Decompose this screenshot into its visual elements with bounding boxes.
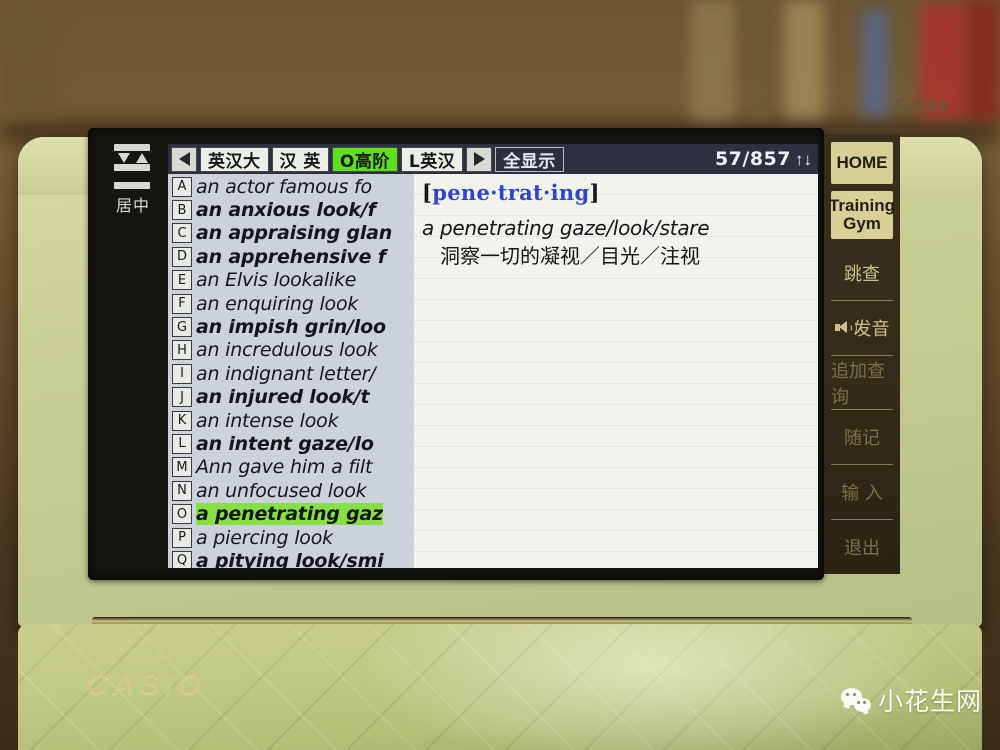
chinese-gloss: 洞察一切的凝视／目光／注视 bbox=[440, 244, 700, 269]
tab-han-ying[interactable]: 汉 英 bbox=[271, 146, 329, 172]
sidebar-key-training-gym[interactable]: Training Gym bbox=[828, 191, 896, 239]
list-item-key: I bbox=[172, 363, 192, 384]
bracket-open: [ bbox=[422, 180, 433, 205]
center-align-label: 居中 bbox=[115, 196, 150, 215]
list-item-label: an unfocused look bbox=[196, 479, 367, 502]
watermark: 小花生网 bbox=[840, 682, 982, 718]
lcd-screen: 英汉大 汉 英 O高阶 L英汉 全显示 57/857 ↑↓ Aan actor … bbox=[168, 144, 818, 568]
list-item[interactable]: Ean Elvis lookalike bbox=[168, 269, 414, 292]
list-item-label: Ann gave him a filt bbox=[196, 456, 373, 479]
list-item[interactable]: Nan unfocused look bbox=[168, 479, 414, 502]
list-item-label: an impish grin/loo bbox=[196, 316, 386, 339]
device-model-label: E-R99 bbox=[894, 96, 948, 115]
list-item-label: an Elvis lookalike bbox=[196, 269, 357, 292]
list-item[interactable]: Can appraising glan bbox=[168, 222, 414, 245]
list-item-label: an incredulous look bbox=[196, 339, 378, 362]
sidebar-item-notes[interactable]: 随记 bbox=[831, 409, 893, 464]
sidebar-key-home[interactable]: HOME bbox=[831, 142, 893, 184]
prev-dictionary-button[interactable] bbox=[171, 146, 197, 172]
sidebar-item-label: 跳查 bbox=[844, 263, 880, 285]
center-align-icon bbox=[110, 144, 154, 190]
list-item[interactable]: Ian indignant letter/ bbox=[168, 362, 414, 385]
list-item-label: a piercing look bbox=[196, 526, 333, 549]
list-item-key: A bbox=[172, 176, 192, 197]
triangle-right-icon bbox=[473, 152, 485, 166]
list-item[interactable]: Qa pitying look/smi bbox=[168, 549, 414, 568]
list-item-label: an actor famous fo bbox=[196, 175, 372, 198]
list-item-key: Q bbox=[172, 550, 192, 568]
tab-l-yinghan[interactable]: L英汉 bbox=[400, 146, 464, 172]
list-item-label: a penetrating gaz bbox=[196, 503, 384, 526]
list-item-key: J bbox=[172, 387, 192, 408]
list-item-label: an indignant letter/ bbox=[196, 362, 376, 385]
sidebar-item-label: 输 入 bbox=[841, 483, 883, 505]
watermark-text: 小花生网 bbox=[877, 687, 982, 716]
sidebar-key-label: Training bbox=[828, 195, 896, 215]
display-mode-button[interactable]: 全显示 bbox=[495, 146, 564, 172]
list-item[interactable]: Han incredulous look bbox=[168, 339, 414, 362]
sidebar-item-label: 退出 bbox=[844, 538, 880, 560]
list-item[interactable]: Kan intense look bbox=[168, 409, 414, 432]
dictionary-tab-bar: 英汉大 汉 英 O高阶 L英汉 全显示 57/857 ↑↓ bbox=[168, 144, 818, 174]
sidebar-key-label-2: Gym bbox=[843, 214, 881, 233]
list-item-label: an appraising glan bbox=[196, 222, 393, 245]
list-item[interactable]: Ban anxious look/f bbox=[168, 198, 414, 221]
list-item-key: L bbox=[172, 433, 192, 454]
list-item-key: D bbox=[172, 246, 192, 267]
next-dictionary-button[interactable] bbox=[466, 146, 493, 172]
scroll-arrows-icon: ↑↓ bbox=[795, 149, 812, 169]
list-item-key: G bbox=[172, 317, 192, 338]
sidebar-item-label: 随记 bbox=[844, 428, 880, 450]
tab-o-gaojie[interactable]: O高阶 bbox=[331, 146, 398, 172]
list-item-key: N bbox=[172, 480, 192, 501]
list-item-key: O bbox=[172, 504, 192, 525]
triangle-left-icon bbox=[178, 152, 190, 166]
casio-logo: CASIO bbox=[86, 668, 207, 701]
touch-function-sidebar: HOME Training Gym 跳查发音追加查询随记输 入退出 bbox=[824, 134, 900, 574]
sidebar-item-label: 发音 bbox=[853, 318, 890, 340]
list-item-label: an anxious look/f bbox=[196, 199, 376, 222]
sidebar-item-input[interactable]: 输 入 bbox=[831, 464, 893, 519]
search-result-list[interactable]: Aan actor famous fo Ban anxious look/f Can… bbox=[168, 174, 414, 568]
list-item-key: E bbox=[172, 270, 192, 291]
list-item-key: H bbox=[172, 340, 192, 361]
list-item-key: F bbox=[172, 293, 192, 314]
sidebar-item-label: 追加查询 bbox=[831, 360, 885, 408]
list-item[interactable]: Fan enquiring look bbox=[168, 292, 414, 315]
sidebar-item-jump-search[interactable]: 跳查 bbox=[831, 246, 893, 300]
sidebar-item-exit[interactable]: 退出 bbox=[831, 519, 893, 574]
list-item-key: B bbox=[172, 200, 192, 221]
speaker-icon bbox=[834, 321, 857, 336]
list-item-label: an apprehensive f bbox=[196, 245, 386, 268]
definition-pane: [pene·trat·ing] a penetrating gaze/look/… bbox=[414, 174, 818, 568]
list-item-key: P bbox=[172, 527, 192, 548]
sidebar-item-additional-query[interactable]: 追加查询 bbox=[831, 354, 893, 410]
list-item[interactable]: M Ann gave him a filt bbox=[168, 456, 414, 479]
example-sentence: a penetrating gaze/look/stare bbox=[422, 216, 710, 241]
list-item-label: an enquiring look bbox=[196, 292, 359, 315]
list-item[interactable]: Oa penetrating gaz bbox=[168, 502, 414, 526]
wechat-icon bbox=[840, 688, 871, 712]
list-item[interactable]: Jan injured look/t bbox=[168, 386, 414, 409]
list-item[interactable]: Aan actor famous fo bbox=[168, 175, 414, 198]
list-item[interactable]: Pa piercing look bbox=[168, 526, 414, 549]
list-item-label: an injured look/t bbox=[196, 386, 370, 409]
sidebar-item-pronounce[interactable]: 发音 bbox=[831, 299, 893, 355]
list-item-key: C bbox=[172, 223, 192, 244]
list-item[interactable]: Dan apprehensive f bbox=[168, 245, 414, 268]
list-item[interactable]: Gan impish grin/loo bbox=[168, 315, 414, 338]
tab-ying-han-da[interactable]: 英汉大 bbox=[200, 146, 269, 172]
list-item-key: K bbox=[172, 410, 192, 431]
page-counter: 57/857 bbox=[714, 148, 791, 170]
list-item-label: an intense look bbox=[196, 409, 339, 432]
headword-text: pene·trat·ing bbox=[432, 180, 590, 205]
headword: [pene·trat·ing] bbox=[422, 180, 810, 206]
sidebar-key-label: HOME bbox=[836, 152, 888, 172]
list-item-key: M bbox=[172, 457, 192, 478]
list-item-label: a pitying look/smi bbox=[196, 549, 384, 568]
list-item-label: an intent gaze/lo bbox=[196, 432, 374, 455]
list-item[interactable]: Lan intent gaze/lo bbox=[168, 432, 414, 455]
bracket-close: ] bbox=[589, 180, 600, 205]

+--

• _Stated exercise_
Copy the entries above word for word, every line of each, but leave out the pictures.

• _Solved exercise_
Decompose this screenshot into its visual elements with bounding boxes.
chinese-gloss: 洞察一切的凝视／目光／注视 bbox=[440, 244, 700, 269]
tab-han-ying[interactable]: 汉 英 bbox=[271, 146, 329, 172]
sidebar-key-training-gym[interactable]: Training Gym bbox=[828, 191, 896, 239]
list-item-key: I bbox=[172, 363, 192, 384]
bracket-open: [ bbox=[422, 180, 433, 205]
center-align-label: 居中 bbox=[115, 196, 150, 215]
list-item-label: an unfocused look bbox=[196, 479, 367, 502]
watermark: 小花生网 bbox=[840, 682, 982, 718]
lcd-screen: 英汉大 汉 英 O高阶 L英汉 全显示 57/857 ↑↓ Aan actor … bbox=[168, 144, 818, 568]
list-item[interactable]: Ean Elvis lookalike bbox=[168, 269, 414, 292]
list-item-label: Ann gave him a filt bbox=[196, 456, 373, 479]
list-item[interactable]: Nan unfocused look bbox=[168, 479, 414, 502]
list-item-label: an impish grin/loo bbox=[196, 316, 386, 339]
device-model-label: E-R99 bbox=[894, 96, 948, 115]
list-item-label: an Elvis lookalike bbox=[196, 269, 357, 292]
list-item[interactable]: Can appraising glan bbox=[168, 222, 414, 245]
list-item-label: an incredulous look bbox=[196, 339, 378, 362]
sidebar-item-notes[interactable]: 随记 bbox=[831, 409, 893, 464]
sidebar-key-home[interactable]: HOME bbox=[831, 142, 893, 184]
prev-dictionary-button[interactable] bbox=[171, 146, 197, 172]
sidebar-item-label: 跳查 bbox=[844, 263, 880, 285]
center-align-icon bbox=[110, 144, 154, 190]
list-item[interactable]: Ian indignant letter/ bbox=[168, 362, 414, 385]
list-item-label: a piercing look bbox=[196, 526, 333, 549]
list-item-key: A bbox=[172, 176, 192, 197]
triangle-right-icon bbox=[473, 152, 485, 166]
list-item[interactable]: Qa pitying look/smi bbox=[168, 549, 414, 568]
list-item-label: an actor famous fo bbox=[196, 175, 372, 198]
list-item-key: Q bbox=[172, 550, 192, 568]
tab-l-yinghan[interactable]: L英汉 bbox=[400, 146, 464, 172]
list-item-label: a penetrating gaz bbox=[196, 503, 384, 526]
list-item-key: J bbox=[172, 387, 192, 408]
list-item-label: an indignant letter/ bbox=[196, 362, 376, 385]
sidebar-item-label: 输 入 bbox=[841, 483, 883, 505]
watermark-text: 小花生网 bbox=[877, 687, 982, 716]
sidebar-key-label: Training bbox=[828, 195, 896, 215]
display-mode-button[interactable]: 全显示 bbox=[495, 146, 564, 172]
list-item[interactable]: Han incredulous look bbox=[168, 339, 414, 362]
sidebar-item-label: 退出 bbox=[844, 538, 880, 560]
list-item[interactable]: Kan intense look bbox=[168, 409, 414, 432]
dictionary-tab-bar: 英汉大 汉 英 O高阶 L英汉 全显示 57/857 ↑↓ bbox=[168, 144, 818, 174]
sidebar-key-label-2: Gym bbox=[843, 214, 881, 233]
list-item-label: an appraising glan bbox=[196, 222, 393, 245]
list-item[interactable]: Ban anxious look/f bbox=[168, 198, 414, 221]
list-item-key: L bbox=[172, 433, 192, 454]
list-item-key: D bbox=[172, 246, 192, 267]
next-dictionary-button[interactable] bbox=[466, 146, 493, 172]
scroll-arrows-icon: ↑↓ bbox=[795, 149, 812, 169]
list-item-key: G bbox=[172, 317, 192, 338]
sidebar-item-label: 随记 bbox=[844, 428, 880, 450]
tab-o-gaojie[interactable]: O高阶 bbox=[331, 146, 398, 172]
list-item-key: N bbox=[172, 480, 192, 501]
list-item-key: O bbox=[172, 504, 192, 525]
triangle-left-icon bbox=[178, 152, 190, 166]
casio-logo: CASIO bbox=[86, 668, 207, 701]
touch-function-sidebar: HOME Training Gym 跳查发音追加查询随记输 入退出 bbox=[824, 134, 900, 574]
sidebar-item-label: 发音 bbox=[853, 318, 890, 340]
list-item-label: an anxious look/f bbox=[196, 199, 376, 222]
sidebar-item-input[interactable]: 输 入 bbox=[831, 464, 893, 519]
search-result-list[interactable]: Aan actor famous fo Ban anxious look/f Can… bbox=[168, 174, 414, 568]
list-item-key: E bbox=[172, 270, 192, 291]
list-item-key: H bbox=[172, 340, 192, 361]
list-item-key: F bbox=[172, 293, 192, 314]
sidebar-item-label: 追加查询 bbox=[831, 360, 885, 408]
list-item[interactable]: Fan enquiring look bbox=[168, 292, 414, 315]
sidebar-item-jump-search[interactable]: 跳查 bbox=[831, 246, 893, 300]
sidebar-item-exit[interactable]: 退出 bbox=[831, 519, 893, 574]
list-item-key: B bbox=[172, 200, 192, 221]
speaker-icon bbox=[834, 321, 857, 336]
list-item-label: an apprehensive f bbox=[196, 245, 386, 268]
definition-pane: [pene·trat·ing] a penetrating gaze/look/… bbox=[414, 174, 818, 568]
list-item-key: P bbox=[172, 527, 192, 548]
sidebar-item-additional-query[interactable]: 追加查询 bbox=[831, 354, 893, 410]
list-item[interactable]: M Ann gave him a filt bbox=[168, 456, 414, 479]
example-sentence: a penetrating gaze/look/stare bbox=[422, 216, 710, 241]
list-item-label: an enquiring look bbox=[196, 292, 359, 315]
list-item[interactable]: Oa penetrating gaz bbox=[168, 502, 414, 526]
wechat-icon bbox=[840, 688, 871, 712]
list-item[interactable]: Jan injured look/t bbox=[168, 386, 414, 409]
list-item[interactable]: Aan actor famous fo bbox=[168, 175, 414, 198]
list-item[interactable]: Pa piercing look bbox=[168, 526, 414, 549]
list-item-label: an injured look/t bbox=[196, 386, 370, 409]
sidebar-item-pronounce[interactable]: 发音 bbox=[831, 299, 893, 355]
list-item-key: C bbox=[172, 223, 192, 244]
list-item[interactable]: Dan apprehensive f bbox=[168, 245, 414, 268]
list-item[interactable]: Gan impish grin/loo bbox=[168, 315, 414, 338]
tab-ying-han-da[interactable]: 英汉大 bbox=[200, 146, 269, 172]
list-item-key: K bbox=[172, 410, 192, 431]
page-counter: 57/857 bbox=[714, 148, 791, 170]
list-item-label: an intense look bbox=[196, 409, 339, 432]
headword-text: pene·trat·ing bbox=[432, 180, 590, 205]
headword: [pene·trat·ing] bbox=[422, 180, 810, 206]
sidebar-key-label: HOME bbox=[836, 152, 888, 172]
list-item-key: M bbox=[172, 457, 192, 478]
list-item-label: a pitying look/smi bbox=[196, 549, 384, 568]
list-item-label: an intent gaze/lo bbox=[196, 432, 374, 455]
list-item[interactable]: Lan intent gaze/lo bbox=[168, 432, 414, 455]
bracket-close: ] bbox=[589, 180, 600, 205]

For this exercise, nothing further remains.